**Problem details**. Lift every line from the entries that includes the word "title".

(Figure contents as structured data)
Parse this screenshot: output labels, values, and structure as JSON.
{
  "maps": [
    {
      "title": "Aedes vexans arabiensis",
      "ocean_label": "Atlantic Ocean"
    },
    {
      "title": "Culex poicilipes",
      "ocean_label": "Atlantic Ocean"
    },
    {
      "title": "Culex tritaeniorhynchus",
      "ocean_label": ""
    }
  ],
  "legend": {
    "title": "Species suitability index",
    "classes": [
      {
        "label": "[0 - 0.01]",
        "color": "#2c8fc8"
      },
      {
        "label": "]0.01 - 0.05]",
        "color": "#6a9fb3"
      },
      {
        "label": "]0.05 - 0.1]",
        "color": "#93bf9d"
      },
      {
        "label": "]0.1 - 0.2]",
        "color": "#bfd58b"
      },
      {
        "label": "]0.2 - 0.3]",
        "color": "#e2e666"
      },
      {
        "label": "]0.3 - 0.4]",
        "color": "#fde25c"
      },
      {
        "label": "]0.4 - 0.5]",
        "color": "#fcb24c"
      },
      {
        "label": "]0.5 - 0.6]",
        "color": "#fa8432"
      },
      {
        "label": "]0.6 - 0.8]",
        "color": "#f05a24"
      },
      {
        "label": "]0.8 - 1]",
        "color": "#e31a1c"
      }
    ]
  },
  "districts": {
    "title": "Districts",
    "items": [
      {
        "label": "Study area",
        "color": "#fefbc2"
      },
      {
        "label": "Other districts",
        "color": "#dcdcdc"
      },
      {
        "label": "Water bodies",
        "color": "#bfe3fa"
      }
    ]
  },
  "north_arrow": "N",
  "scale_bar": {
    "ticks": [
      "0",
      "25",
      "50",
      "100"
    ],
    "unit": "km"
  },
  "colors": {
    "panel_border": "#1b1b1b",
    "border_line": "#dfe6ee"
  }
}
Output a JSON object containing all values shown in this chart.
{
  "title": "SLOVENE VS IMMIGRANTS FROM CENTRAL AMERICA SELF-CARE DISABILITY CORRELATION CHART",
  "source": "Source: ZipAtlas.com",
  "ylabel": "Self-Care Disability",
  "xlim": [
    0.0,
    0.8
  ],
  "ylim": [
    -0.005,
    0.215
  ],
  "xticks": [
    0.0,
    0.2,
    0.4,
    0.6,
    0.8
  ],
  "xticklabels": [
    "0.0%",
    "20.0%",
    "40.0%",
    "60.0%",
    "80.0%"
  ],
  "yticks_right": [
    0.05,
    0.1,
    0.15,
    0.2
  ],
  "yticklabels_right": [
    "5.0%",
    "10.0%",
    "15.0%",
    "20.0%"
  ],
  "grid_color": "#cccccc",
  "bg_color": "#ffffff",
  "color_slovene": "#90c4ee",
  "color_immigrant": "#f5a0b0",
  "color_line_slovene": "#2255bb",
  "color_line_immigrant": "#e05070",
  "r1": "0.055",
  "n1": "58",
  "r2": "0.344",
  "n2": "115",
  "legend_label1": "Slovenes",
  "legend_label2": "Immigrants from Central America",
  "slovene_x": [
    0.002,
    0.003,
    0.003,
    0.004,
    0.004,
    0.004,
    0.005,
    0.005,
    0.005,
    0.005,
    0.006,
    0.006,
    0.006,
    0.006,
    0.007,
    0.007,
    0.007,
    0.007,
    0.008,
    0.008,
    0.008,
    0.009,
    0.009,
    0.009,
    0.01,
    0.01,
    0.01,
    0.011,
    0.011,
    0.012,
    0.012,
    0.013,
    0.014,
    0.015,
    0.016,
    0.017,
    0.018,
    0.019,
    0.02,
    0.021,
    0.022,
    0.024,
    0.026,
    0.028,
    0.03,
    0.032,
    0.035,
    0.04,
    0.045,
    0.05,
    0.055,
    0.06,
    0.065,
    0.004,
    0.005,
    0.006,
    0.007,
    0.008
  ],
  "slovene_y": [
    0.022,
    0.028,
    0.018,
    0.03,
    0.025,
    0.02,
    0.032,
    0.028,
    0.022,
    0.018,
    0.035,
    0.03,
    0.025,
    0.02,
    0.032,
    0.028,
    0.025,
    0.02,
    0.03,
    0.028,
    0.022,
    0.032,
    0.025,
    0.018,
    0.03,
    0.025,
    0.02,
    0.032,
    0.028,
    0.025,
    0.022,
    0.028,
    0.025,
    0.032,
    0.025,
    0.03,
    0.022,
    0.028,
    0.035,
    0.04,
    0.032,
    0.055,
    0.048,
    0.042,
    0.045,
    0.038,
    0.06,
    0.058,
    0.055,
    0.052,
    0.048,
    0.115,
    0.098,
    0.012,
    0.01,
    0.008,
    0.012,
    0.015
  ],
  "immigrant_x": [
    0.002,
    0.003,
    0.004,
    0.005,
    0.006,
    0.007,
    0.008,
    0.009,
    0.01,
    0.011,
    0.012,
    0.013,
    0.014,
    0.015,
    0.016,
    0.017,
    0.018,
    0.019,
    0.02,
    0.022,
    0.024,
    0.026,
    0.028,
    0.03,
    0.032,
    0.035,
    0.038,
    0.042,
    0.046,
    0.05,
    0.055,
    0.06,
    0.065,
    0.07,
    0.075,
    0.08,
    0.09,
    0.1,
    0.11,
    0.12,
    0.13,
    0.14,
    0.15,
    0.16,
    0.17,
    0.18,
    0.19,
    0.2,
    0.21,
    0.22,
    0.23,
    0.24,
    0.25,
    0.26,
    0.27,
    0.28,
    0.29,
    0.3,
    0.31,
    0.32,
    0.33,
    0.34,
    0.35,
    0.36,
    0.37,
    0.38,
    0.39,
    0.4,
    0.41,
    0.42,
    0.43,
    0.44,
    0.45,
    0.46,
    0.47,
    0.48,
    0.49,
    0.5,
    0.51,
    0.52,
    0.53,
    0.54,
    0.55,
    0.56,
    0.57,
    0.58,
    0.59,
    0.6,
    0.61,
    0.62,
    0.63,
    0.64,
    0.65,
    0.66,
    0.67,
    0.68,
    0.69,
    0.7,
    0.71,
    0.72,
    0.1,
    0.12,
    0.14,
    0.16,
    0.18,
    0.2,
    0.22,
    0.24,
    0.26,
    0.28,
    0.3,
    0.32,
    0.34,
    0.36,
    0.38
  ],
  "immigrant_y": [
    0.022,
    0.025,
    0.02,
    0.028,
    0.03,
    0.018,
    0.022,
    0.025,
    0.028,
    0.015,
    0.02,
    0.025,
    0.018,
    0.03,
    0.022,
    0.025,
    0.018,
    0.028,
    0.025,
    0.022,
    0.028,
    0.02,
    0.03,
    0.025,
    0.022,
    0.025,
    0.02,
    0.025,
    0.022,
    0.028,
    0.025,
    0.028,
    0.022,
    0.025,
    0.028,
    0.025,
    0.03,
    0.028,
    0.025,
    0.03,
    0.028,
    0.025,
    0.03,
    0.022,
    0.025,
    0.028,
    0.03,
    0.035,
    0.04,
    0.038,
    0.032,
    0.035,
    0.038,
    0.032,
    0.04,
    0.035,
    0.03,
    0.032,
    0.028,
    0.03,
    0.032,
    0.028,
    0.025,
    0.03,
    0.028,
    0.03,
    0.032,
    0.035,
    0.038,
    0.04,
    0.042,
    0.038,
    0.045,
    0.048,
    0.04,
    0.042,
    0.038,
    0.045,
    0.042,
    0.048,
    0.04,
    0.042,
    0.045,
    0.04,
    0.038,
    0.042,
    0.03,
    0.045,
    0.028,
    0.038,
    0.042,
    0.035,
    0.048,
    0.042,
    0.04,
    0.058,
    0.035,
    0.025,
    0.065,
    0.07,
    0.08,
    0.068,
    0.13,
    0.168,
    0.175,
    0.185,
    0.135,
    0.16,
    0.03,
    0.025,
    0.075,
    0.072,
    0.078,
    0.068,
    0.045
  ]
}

**Answer to this problem**.
      "title": "Aedes vexans arabiensis",
      "title": "Culex poicilipes",
      "title": "Culex tritaeniorhynchus",
    "title": "Species suitability index",
    "title": "Districts",
  "title": "SLOVENE VS IMMIGRANTS FROM CENTRAL AMERICA SELF-CARE DISABILITY CORRELATION CHART",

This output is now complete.